• _EXERCISE DETAILS_: Only lines holding the word "découverte" should be copied from the material.

---

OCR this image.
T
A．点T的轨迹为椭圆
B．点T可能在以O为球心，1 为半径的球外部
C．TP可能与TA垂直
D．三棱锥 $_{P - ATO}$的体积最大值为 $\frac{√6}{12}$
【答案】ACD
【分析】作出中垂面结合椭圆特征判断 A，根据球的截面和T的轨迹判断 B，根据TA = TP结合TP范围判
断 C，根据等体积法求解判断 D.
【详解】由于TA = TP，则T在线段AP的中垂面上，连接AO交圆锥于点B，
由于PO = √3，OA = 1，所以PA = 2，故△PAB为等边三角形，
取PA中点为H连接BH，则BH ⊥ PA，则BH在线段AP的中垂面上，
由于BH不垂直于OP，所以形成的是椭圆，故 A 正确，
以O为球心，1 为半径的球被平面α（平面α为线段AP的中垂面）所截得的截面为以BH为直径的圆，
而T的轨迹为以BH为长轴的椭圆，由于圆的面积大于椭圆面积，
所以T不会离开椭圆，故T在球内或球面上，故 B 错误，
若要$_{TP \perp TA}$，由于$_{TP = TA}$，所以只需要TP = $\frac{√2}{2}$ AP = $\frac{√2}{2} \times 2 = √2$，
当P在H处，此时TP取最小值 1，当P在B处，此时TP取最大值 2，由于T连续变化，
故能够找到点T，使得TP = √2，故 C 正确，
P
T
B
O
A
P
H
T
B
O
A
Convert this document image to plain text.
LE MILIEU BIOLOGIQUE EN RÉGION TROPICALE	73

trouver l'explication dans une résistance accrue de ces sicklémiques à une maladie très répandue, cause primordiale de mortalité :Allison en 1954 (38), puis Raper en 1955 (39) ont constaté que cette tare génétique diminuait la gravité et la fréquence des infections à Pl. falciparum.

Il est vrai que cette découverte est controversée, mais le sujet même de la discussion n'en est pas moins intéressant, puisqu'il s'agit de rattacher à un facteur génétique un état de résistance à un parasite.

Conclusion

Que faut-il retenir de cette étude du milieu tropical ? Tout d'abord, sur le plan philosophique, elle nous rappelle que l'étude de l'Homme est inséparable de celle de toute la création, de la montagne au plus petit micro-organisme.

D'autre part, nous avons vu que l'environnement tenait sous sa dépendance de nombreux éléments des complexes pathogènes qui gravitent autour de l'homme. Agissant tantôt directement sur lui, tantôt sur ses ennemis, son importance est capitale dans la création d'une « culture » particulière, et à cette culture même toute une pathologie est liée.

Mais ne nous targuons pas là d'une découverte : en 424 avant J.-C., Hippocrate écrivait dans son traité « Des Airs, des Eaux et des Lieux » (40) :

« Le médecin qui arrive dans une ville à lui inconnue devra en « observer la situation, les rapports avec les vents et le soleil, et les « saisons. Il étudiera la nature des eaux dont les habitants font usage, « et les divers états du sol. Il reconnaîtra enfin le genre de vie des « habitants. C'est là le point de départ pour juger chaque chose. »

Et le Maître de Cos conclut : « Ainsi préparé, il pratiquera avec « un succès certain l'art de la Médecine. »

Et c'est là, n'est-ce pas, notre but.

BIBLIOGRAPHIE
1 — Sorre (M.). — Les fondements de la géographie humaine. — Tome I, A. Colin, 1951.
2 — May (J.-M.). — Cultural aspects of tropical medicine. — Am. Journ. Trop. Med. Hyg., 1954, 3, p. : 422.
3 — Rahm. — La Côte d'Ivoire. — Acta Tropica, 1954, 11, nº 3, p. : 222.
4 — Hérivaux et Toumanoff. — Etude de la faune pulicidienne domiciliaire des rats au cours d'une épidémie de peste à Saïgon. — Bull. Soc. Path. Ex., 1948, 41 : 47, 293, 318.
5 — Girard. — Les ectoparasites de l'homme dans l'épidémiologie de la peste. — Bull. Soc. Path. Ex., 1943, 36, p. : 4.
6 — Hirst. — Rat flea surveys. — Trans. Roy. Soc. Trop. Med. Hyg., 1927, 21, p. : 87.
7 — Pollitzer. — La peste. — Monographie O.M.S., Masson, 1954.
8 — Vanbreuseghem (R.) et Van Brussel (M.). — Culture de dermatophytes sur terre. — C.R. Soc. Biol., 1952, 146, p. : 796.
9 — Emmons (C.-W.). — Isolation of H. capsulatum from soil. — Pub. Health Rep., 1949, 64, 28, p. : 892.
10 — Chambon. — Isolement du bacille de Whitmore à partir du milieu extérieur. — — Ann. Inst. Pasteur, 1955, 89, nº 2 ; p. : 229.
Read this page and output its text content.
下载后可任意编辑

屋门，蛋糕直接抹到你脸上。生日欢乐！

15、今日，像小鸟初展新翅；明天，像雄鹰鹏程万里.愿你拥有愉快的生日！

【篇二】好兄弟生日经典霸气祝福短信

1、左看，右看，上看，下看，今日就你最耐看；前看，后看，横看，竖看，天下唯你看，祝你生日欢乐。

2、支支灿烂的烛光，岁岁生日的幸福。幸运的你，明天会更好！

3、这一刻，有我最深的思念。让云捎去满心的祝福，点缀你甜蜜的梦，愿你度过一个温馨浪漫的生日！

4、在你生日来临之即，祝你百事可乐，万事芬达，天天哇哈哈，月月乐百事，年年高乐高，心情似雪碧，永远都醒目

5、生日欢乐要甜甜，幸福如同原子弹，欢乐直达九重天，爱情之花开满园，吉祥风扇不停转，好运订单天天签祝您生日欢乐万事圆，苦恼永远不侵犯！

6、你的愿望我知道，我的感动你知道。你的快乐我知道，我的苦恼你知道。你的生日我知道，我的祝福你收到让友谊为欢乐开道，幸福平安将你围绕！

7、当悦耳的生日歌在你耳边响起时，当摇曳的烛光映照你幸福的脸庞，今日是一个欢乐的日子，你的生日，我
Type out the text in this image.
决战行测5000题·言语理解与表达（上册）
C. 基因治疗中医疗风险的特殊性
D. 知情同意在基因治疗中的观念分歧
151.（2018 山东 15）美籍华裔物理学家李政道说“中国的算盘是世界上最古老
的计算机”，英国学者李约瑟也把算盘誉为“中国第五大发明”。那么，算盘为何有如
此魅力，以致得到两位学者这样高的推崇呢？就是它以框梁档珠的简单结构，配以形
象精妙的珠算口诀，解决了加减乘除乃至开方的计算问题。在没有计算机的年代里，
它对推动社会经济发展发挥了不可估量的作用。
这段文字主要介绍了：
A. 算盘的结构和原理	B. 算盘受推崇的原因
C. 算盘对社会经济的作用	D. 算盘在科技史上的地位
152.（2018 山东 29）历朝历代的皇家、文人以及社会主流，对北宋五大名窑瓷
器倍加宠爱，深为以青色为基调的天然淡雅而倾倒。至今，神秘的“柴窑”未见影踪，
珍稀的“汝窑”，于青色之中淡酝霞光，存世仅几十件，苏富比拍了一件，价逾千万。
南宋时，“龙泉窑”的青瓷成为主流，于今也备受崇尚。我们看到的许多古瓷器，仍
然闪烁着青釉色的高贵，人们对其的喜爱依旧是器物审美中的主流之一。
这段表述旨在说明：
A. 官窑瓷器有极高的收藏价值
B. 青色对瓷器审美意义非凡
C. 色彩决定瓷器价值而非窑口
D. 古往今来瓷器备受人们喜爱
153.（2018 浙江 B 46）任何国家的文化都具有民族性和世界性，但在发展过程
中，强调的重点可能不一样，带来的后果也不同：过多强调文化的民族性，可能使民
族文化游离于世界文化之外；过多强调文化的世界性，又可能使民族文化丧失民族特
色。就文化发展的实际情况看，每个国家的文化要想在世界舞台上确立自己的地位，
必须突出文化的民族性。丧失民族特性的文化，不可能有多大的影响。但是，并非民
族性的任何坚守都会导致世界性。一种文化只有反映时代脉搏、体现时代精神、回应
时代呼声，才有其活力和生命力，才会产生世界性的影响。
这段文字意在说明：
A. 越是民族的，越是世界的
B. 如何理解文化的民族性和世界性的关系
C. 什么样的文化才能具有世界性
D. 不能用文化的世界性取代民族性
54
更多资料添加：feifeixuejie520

---

• _EXERCISE RESPONSE_:
Il est vrai que cette découverte est controversée, mais le sujet même de la discussion n'en est pas moins intéressant, puisqu'il s'agit de rattacher à un facteur génétique un état de résistance à un parasite.
Mais ne nous targuons pas là d'une découverte : en 424 avant J.-C., Hippocrate écrivait dans son traité « Des Airs, des Eaux et des Lieux » (40) :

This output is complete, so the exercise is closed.